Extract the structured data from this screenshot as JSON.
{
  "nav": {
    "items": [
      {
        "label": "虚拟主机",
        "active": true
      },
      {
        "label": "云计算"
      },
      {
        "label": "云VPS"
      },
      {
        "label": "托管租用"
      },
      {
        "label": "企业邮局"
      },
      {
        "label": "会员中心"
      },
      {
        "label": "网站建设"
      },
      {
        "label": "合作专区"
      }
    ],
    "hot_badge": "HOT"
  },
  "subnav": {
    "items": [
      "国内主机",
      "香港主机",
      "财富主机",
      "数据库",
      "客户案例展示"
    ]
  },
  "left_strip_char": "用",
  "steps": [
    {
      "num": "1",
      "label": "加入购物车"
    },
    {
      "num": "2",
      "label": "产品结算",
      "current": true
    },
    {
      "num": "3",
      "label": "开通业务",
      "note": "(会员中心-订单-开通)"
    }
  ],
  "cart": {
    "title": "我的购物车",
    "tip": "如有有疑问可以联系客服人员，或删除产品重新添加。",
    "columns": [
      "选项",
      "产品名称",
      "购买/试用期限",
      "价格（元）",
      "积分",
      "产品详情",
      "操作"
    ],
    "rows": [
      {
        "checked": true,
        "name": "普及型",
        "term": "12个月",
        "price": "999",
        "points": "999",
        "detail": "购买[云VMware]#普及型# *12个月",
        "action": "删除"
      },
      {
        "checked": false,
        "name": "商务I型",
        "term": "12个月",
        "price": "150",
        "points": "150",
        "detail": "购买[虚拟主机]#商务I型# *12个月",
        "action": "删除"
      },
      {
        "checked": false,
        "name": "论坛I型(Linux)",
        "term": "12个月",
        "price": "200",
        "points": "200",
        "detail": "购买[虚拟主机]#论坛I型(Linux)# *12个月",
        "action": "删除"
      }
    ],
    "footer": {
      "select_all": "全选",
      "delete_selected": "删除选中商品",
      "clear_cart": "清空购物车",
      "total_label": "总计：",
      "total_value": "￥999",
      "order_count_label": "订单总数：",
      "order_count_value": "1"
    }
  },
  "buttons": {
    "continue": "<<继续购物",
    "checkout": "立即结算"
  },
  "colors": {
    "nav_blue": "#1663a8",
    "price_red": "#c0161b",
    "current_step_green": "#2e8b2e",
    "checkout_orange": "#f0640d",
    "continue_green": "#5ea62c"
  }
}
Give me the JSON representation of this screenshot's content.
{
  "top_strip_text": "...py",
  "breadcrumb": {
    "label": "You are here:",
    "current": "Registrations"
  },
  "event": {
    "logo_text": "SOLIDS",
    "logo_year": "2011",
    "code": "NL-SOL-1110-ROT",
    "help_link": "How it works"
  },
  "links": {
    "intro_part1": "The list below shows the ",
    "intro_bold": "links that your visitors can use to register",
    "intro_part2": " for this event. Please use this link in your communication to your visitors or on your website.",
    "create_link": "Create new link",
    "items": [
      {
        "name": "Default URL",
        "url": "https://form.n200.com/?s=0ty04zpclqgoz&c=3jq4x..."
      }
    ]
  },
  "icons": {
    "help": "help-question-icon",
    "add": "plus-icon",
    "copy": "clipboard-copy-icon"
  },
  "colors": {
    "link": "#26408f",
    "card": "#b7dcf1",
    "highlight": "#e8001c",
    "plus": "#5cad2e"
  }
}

*-*-*

--- Task objective ---
Please restate the data word for word, every record included.

--- Exercise output ---
Extract the structured data from this screenshot as JSON.
{
  "nav": {
    "items": [
      {
        "label": "虚拟主机",
        "active": true
      },
      {
        "label": "云计算"
      },
      {
        "label": "云VPS"
      },
      {
        "label": "托管租用"
      },
      {
        "label": "企业邮局"
      },
      {
        "label": "会员中心"
      },
      {
        "label": "网站建设"
      },
      {
        "label": "合作专区"
      }
    ],
    "hot_badge": "HOT"
  },
  "subnav": {
    "items": [
      "国内主机",
      "香港主机",
      "财富主机",
      "数据库",
      "客户案例展示"
    ]
  },
  "left_strip_char": "用",
  "steps": [
    {
      "num": "1",
      "label": "加入购物车"
    },
    {
      "num": "2",
      "label": "产品结算",
      "current": true
    },
    {
      "num": "3",
      "label": "开通业务",
      "note": "(会员中心-订单-开通)"
    }
  ],
  "cart": {
    "title": "我的购物车",
    "tip": "如有有疑问可以联系客服人员，或删除产品重新添加。",
    "columns": [
      "选项",
      "产品名称",
      "购买/试用期限",
      "价格（元）",
      "积分",
      "产品详情",
      "操作"
    ],
    "rows": [
      {
        "checked": true,
        "name": "普及型",
        "term": "12个月",
        "price": "999",
        "points": "999",
        "detail": "购买[云VMware]#普及型# *12个月",
        "action": "删除"
      },
      {
        "checked": false,
        "name": "商务I型",
        "term": "12个月",
        "price": "150",
        "points": "150",
        "detail": "购买[虚拟主机]#商务I型# *12个月",
        "action": "删除"
      },
      {
        "checked": false,
        "name": "论坛I型(Linux)",
        "term": "12个月",
        "price": "200",
        "points": "200",
        "detail": "购买[虚拟主机]#论坛I型(Linux)# *12个月",
        "action": "删除"
      }
    ],
    "footer": {
      "select_all": "全选",
      "delete_selected": "删除选中商品",
      "clear_cart": "清空购物车",
      "total_label": "总计：",
      "total_value": "￥999",
      "order_count_label": "订单总数：",
      "order_count_value": "1"
    }
  },
  "buttons": {
    "continue": "<<继续购物",
    "checkout": "立即结算"
  },
  "colors": {
    "nav_blue": "#1663a8",
    "price_red": "#c0161b",
    "current_step_green": "#2e8b2e",
    "checkout_orange": "#f0640d",
    "continue_green": "#5ea62c"
  }
}
Give me the JSON representation of this screenshot's content.
{
  "top_strip_text": "...py",
  "breadcrumb": {
    "label": "You are here:",
    "current": "Registrations"
  },
  "event": {
    "logo_text": "SOLIDS",
    "logo_year": "2011",
    "code": "NL-SOL-1110-ROT",
    "help_link": "How it works"
  },
  "links": {
    "intro_part1": "The list below shows the ",
    "intro_bold": "links that your visitors can use to register",
    "intro_part2": " for this event. Please use this link in your communication to your visitors or on your website.",
    "create_link": "Create new link",
    "items": [
      {
        "name": "Default URL",
        "url": "https://form.n200.com/?s=0ty04zpclqgoz&c=3jq4x..."
      }
    ]
  },
  "icons": {
    "help": "help-question-icon",
    "add": "plus-icon",
    "copy": "clipboard-copy-icon"
  },
  "colors": {
    "link": "#26408f",
    "card": "#b7dcf1",
    "highlight": "#e8001c",
    "plus": "#5cad2e"
  }
}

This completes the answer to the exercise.